GOAL OF THE EXERCISE: Set down the full listing exactly as given. Any pictures are to be left out.

— Begin DATASET —

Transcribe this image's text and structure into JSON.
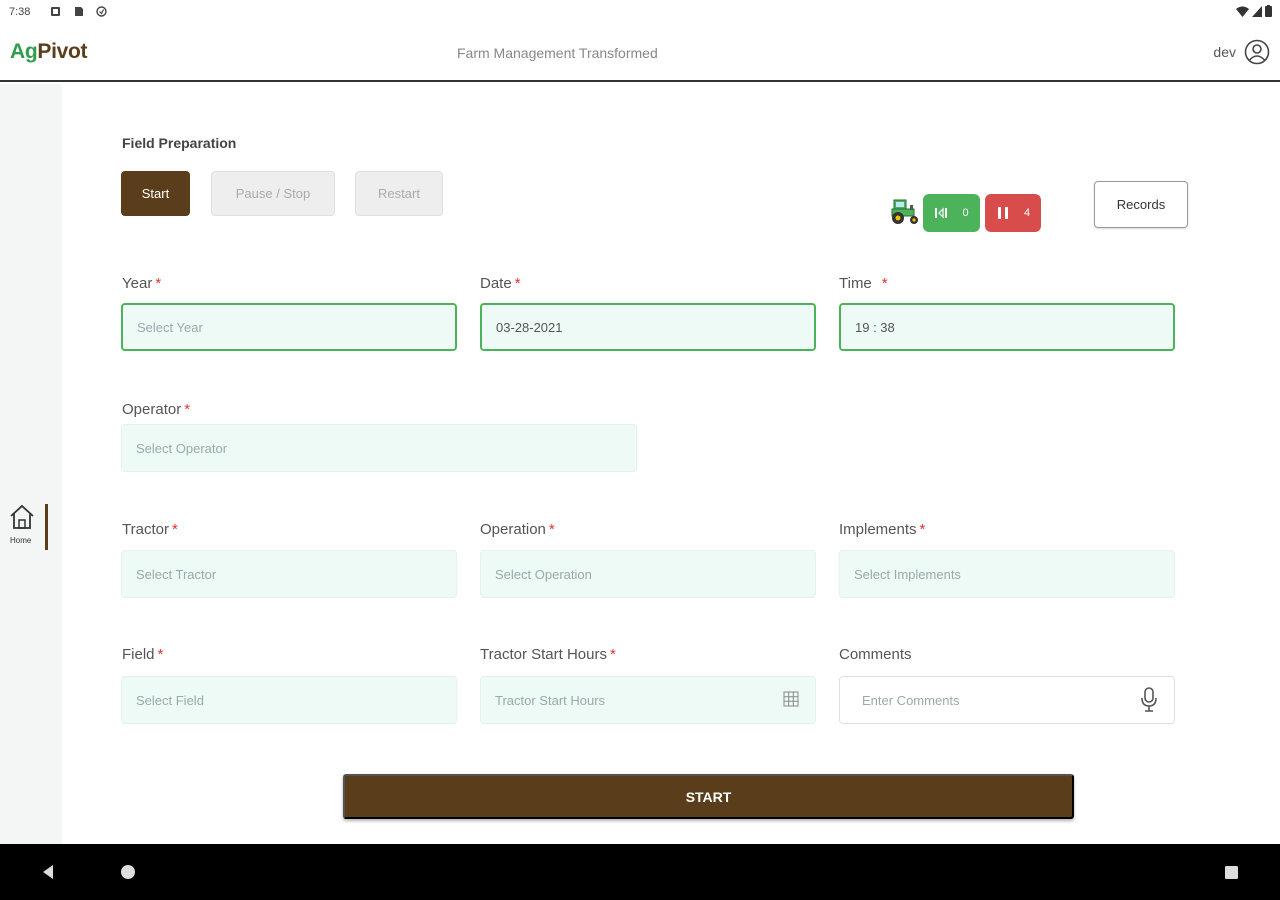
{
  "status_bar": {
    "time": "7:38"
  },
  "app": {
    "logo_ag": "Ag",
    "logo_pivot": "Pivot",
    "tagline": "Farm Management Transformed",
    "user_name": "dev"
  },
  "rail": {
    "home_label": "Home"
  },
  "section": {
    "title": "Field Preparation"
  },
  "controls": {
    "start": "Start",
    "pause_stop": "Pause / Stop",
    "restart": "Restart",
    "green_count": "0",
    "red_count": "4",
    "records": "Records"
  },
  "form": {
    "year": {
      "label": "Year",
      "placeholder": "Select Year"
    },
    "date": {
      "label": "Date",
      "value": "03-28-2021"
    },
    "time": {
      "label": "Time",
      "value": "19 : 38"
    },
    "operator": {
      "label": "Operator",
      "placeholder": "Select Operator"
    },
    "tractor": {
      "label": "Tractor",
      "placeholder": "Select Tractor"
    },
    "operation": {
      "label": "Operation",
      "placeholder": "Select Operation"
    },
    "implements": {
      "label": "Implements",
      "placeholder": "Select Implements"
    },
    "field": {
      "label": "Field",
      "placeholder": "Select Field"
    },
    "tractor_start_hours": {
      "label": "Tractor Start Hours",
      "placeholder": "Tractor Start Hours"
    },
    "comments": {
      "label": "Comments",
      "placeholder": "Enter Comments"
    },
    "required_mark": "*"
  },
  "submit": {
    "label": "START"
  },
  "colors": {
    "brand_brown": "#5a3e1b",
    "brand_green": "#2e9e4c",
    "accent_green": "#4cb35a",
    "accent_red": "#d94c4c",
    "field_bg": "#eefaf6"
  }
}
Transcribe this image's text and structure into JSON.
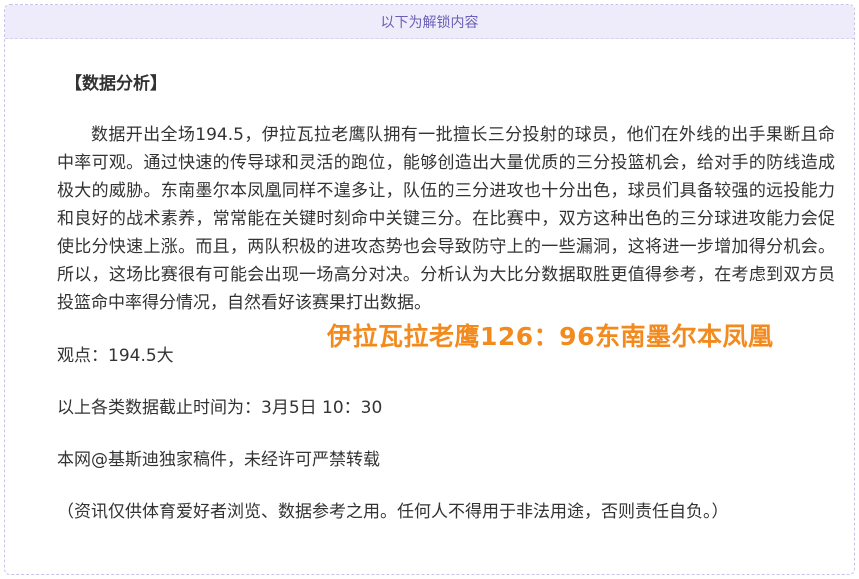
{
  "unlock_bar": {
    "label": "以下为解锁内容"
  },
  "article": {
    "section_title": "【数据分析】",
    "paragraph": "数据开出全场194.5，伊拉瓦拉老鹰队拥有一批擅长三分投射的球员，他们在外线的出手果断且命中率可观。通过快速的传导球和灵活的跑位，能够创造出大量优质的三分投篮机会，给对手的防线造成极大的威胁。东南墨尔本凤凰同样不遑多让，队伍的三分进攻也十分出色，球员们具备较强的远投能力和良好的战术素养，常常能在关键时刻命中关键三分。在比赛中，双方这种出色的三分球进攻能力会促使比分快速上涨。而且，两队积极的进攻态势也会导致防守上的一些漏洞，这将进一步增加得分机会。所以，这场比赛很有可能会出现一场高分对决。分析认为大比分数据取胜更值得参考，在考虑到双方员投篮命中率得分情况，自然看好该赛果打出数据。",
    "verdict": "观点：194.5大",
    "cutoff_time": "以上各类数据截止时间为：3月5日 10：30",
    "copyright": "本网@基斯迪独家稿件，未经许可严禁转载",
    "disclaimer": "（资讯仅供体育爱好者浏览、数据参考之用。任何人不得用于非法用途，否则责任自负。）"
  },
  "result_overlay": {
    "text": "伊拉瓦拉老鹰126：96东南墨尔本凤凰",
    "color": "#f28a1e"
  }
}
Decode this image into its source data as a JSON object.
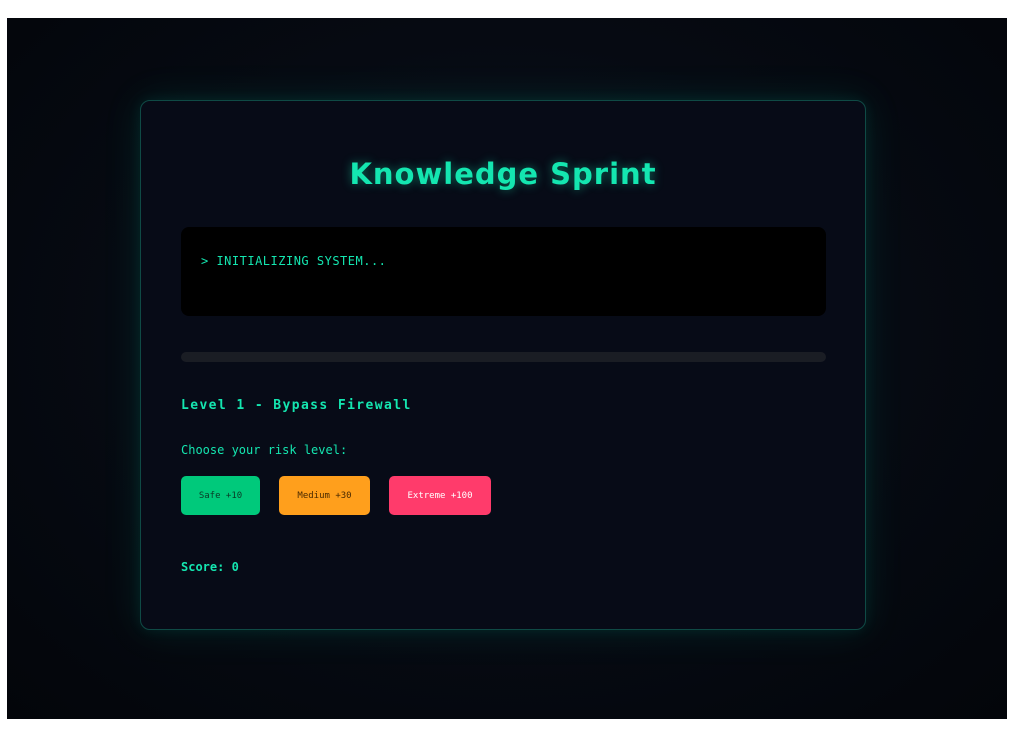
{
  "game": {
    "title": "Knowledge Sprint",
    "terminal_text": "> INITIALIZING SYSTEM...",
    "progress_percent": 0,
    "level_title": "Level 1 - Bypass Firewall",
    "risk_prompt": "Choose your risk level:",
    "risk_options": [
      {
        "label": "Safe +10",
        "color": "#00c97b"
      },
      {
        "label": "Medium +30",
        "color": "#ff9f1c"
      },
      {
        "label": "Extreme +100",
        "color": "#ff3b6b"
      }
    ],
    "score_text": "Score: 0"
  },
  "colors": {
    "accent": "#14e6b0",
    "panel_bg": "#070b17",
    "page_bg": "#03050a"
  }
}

— End DATASET —

ANSWER TO THE PROBLEM:
Transcribe this image's text and structure into JSON.
{
  "status_bar": {
    "time": "7:38"
  },
  "app": {
    "logo_ag": "Ag",
    "logo_pivot": "Pivot",
    "tagline": "Farm Management Transformed",
    "user_name": "dev"
  },
  "rail": {
    "home_label": "Home"
  },
  "section": {
    "title": "Field Preparation"
  },
  "controls": {
    "start": "Start",
    "pause_stop": "Pause / Stop",
    "restart": "Restart",
    "green_count": "0",
    "red_count": "4",
    "records": "Records"
  },
  "form": {
    "year": {
      "label": "Year",
      "placeholder": "Select Year"
    },
    "date": {
      "label": "Date",
      "value": "03-28-2021"
    },
    "time": {
      "label": "Time",
      "value": "19 : 38"
    },
    "operator": {
      "label": "Operator",
      "placeholder": "Select Operator"
    },
    "tractor": {
      "label": "Tractor",
      "placeholder": "Select Tractor"
    },
    "operation": {
      "label": "Operation",
      "placeholder": "Select Operation"
    },
    "implements": {
      "label": "Implements",
      "placeholder": "Select Implements"
    },
    "field": {
      "label": "Field",
      "placeholder": "Select Field"
    },
    "tractor_start_hours": {
      "label": "Tractor Start Hours",
      "placeholder": "Tractor Start Hours"
    },
    "comments": {
      "label": "Comments",
      "placeholder": "Enter Comments"
    },
    "required_mark": "*"
  },
  "submit": {
    "label": "START"
  },
  "colors": {
    "brand_brown": "#5a3e1b",
    "brand_green": "#2e9e4c",
    "accent_green": "#4cb35a",
    "accent_red": "#d94c4c",
    "field_bg": "#eefaf6"
  }
}
Transcribe this image's text and structure into JSON.
{
  "unlock_bar": {
    "label": "以下为解锁内容"
  },
  "article": {
    "section_title": "【数据分析】",
    "paragraph": "数据开出全场194.5，伊拉瓦拉老鹰队拥有一批擅长三分投射的球员，他们在外线的出手果断且命中率可观。通过快速的传导球和灵活的跑位，能够创造出大量优质的三分投篮机会，给对手的防线造成极大的威胁。东南墨尔本凤凰同样不遑多让，队伍的三分进攻也十分出色，球员们具备较强的远投能力和良好的战术素养，常常能在关键时刻命中关键三分。在比赛中，双方这种出色的三分球进攻能力会促使比分快速上涨。而且，两队积极的进攻态势也会导致防守上的一些漏洞，这将进一步增加得分机会。所以，这场比赛很有可能会出现一场高分对决。分析认为大比分数据取胜更值得参考，在考虑到双方员投篮命中率得分情况，自然看好该赛果打出数据。",
    "verdict": "观点：194.5大",
    "cutoff_time": "以上各类数据截止时间为：3月5日 10：30",
    "copyright": "本网@基斯迪独家稿件，未经许可严禁转载",
    "disclaimer": "（资讯仅供体育爱好者浏览、数据参考之用。任何人不得用于非法用途，否则责任自负。）"
  },
  "result_overlay": {
    "text": "伊拉瓦拉老鹰126：96东南墨尔本凤凰",
    "color": "#f28a1e"
  }
}
Decode this image into its source data as a JSON object.
{
  "game": {
    "title": "Knowledge Sprint",
    "terminal_text": "> INITIALIZING SYSTEM...",
    "progress_percent": 0,
    "level_title": "Level 1 - Bypass Firewall",
    "risk_prompt": "Choose your risk level:",
    "risk_options": [
      {
        "label": "Safe +10",
        "color": "#00c97b"
      },
      {
        "label": "Medium +30",
        "color": "#ff9f1c"
      },
      {
        "label": "Extreme +100",
        "color": "#ff3b6b"
      }
    ],
    "score_text": "Score: 0"
  },
  "colors": {
    "accent": "#14e6b0",
    "panel_bg": "#070b17",
    "page_bg": "#03050a"
  }
}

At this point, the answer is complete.